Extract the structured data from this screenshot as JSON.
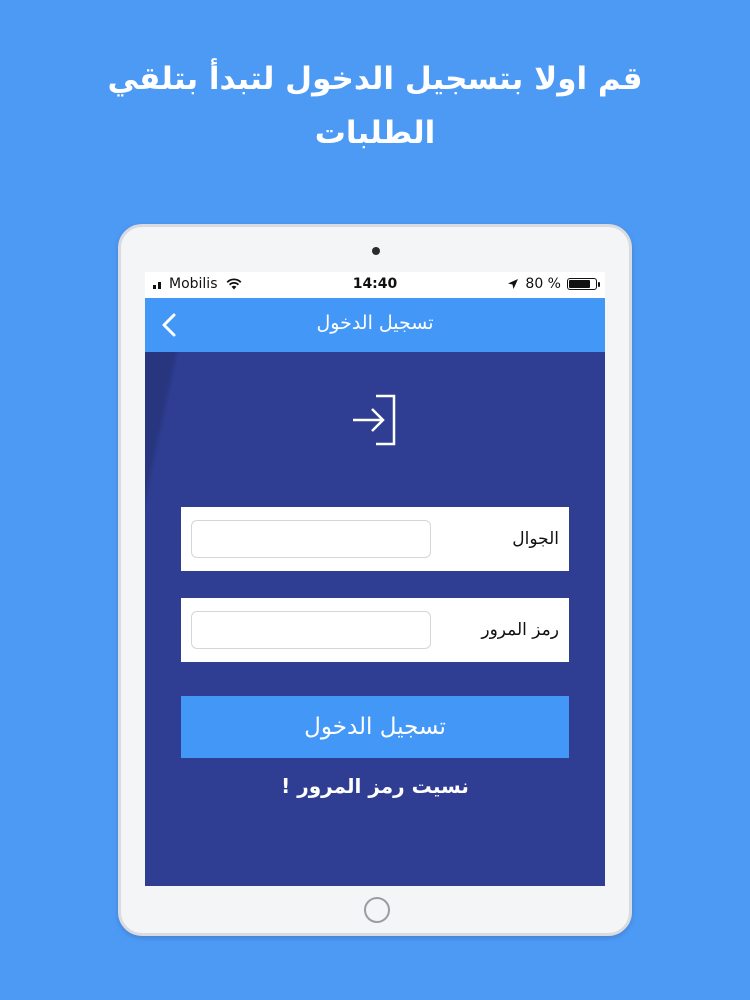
{
  "headline": {
    "line1": "قم اولا بتسجيل الدخول لتبدأ بتلقي",
    "line2": "الطلبات"
  },
  "status_bar": {
    "carrier": "Mobilis",
    "time": "14:40",
    "battery_text": "80 %",
    "battery_level": 0.8
  },
  "nav": {
    "title": "تسجيل الدخول",
    "back_icon": "chevron-left-icon"
  },
  "form": {
    "login_icon": "login-icon",
    "phone_label": "الجوال",
    "phone_value": "",
    "password_label": "رمز المرور",
    "password_value": "",
    "submit_label": "تسجيل الدخول",
    "forgot_label": "نسيت رمز المرور !"
  },
  "colors": {
    "background": "#4d9af5",
    "nav_bar": "#4397f7",
    "content": "#2f3d92",
    "button": "#4397f7"
  }
}
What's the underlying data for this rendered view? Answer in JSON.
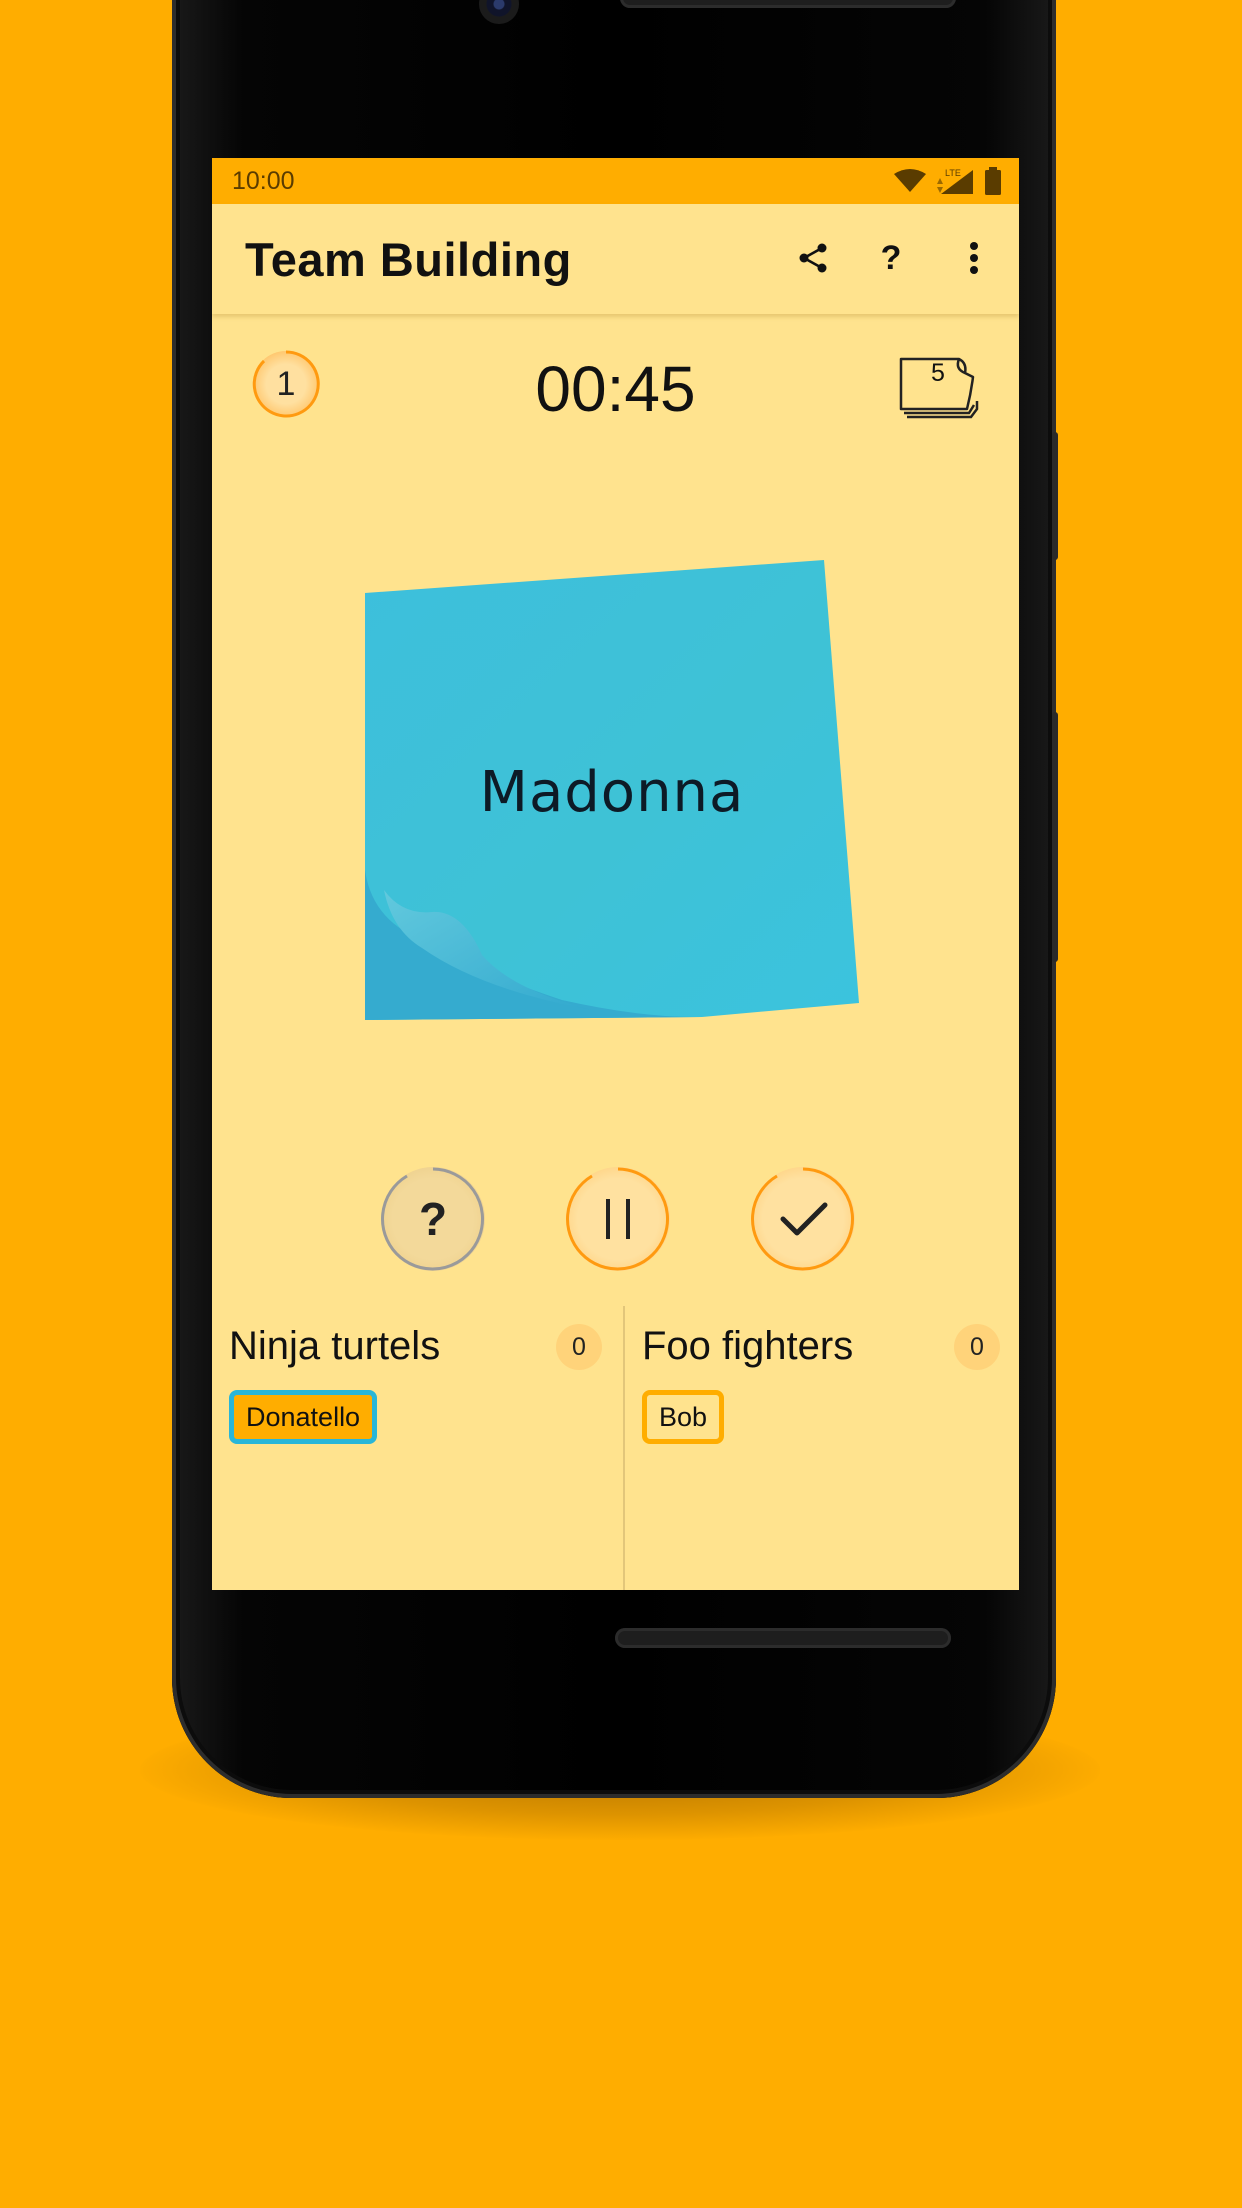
{
  "colors": {
    "background": "#FFAD00",
    "screen": "#FFE38E",
    "accent": "#FFAD00",
    "note": "#3CC3DB",
    "active_player_border": "#29B6D8"
  },
  "status_bar": {
    "time": "10:00",
    "icons": [
      "wifi-icon",
      "signal-lte-icon",
      "battery-icon"
    ],
    "network_label": "LTE"
  },
  "app_bar": {
    "title": "Team Building",
    "actions": [
      "share-icon",
      "help-icon",
      "more-vert-icon"
    ],
    "help_label": "?"
  },
  "game": {
    "round": "1",
    "timer": "00:45",
    "cards_left": "5",
    "current_word": "Madonna"
  },
  "controls": {
    "skip_label": "?",
    "pause_icon": "pause-icon",
    "correct_icon": "check-icon"
  },
  "teams": [
    {
      "name": "Ninja turtels",
      "score": "0",
      "players": [
        "Donatello"
      ],
      "active": true
    },
    {
      "name": "Foo fighters",
      "score": "0",
      "players": [
        "Bob"
      ],
      "active": false
    }
  ]
}
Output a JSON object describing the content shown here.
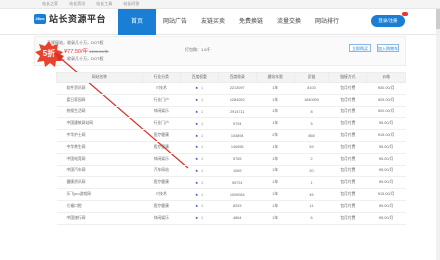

^^^^^^^^

YOUR OBJECTIVE: Ignore the images and quote every line of the listing exactly.

RESULT OF THE EXERCISE:
Extract the structured data from this screenshot as JSON.
{
  "headline": {
    "line1": "قم اولا بتسجيل الدخول لتبدأ بتلقي",
    "line2": "الطلبات"
  },
  "status_bar": {
    "carrier": "Mobilis",
    "time": "14:40",
    "battery_text": "80 %",
    "battery_level": 0.8
  },
  "nav": {
    "title": "تسجيل الدخول",
    "back_icon": "chevron-left-icon"
  },
  "form": {
    "login_icon": "login-icon",
    "phone_label": "الجوال",
    "phone_value": "",
    "password_label": "رمز المرور",
    "password_value": "",
    "submit_label": "تسجيل الدخول",
    "forgot_label": "نسيت رمز المرور !"
  },
  "colors": {
    "background": "#4d9af5",
    "nav_bar": "#4397f7",
    "content": "#2f3d92",
    "button": "#4397f7"
  }
}
What's the underlying data for this rendered view? Answer in JSON.
{
  "colors": {
    "background": "#FFAD00",
    "screen": "#FFE38E",
    "accent": "#FFAD00",
    "note": "#3CC3DB",
    "active_player_border": "#29B6D8"
  },
  "status_bar": {
    "time": "10:00",
    "icons": [
      "wifi-icon",
      "signal-lte-icon",
      "battery-icon"
    ],
    "network_label": "LTE"
  },
  "app_bar": {
    "title": "Team Building",
    "actions": [
      "share-icon",
      "help-icon",
      "more-vert-icon"
    ],
    "help_label": "?"
  },
  "game": {
    "round": "1",
    "timer": "00:45",
    "cards_left": "5",
    "current_word": "Madonna"
  },
  "controls": {
    "skip_label": "?",
    "pause_icon": "pause-icon",
    "correct_icon": "check-icon"
  },
  "teams": [
    {
      "name": "Ninja turtels",
      "score": "0",
      "players": [
        "Donatello"
      ],
      "active": true
    },
    {
      "name": "Foo fighters",
      "score": "0",
      "players": [
        "Bob"
      ],
      "active": false
    }
  ]
}
Output a JSON object describing the content shown here.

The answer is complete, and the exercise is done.